◆ **Stated exercise**
Across all the lines below, how many contain the string "brake"? Please reply with the number only.
Start
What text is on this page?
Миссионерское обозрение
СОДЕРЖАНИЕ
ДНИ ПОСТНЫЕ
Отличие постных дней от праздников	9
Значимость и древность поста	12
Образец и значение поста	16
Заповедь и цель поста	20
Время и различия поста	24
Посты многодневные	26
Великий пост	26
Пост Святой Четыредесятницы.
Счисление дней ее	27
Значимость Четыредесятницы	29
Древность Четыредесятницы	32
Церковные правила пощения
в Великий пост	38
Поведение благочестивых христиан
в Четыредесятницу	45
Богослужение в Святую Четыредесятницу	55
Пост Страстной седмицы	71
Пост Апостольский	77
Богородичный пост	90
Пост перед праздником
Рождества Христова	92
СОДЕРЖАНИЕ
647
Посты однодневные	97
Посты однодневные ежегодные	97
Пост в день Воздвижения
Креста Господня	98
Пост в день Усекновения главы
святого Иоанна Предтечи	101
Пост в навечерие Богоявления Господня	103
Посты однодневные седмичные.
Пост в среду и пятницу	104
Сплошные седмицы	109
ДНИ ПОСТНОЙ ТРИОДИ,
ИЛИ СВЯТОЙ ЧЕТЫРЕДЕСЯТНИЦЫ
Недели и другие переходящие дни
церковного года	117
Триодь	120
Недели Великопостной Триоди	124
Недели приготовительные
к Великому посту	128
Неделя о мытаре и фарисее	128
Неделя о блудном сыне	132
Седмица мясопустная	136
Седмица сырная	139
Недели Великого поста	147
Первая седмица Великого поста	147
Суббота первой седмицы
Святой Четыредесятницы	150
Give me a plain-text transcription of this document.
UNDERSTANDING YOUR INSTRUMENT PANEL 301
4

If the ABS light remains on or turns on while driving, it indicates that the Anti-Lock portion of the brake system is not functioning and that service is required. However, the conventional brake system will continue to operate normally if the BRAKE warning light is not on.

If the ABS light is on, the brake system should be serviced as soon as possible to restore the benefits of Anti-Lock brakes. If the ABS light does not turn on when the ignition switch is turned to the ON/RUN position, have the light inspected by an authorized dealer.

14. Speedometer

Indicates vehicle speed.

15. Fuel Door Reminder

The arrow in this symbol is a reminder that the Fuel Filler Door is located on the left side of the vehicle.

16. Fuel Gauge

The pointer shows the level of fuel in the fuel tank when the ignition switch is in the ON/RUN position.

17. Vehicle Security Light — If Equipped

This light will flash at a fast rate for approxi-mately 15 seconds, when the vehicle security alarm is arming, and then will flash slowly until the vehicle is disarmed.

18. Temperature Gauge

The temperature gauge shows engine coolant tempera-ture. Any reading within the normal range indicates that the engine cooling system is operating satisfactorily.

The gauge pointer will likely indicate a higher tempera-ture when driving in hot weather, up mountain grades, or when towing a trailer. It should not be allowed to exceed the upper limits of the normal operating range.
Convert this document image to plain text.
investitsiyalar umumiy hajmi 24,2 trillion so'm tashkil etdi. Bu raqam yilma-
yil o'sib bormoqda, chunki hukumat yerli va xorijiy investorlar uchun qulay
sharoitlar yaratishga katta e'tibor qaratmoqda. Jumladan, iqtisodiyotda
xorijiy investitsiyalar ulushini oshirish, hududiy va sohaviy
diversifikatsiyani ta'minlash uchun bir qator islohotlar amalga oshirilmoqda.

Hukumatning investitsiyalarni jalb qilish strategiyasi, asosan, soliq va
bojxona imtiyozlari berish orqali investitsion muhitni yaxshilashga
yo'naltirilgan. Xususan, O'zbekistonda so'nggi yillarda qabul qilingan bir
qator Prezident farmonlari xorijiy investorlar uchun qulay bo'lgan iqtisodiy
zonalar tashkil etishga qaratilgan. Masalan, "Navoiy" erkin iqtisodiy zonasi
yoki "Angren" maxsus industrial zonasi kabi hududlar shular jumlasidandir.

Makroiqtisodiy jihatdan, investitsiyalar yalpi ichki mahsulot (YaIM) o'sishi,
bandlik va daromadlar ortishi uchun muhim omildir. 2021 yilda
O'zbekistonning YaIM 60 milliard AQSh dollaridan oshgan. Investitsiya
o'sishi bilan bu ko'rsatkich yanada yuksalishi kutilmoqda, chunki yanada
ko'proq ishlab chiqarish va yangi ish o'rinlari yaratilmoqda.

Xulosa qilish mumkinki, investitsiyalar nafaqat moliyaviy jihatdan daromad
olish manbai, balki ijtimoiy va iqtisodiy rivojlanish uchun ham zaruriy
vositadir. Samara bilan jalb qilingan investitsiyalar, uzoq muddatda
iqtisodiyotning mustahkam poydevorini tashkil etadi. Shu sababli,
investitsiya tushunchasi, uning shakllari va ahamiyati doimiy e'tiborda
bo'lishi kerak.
End
◆ **Answer in full**
2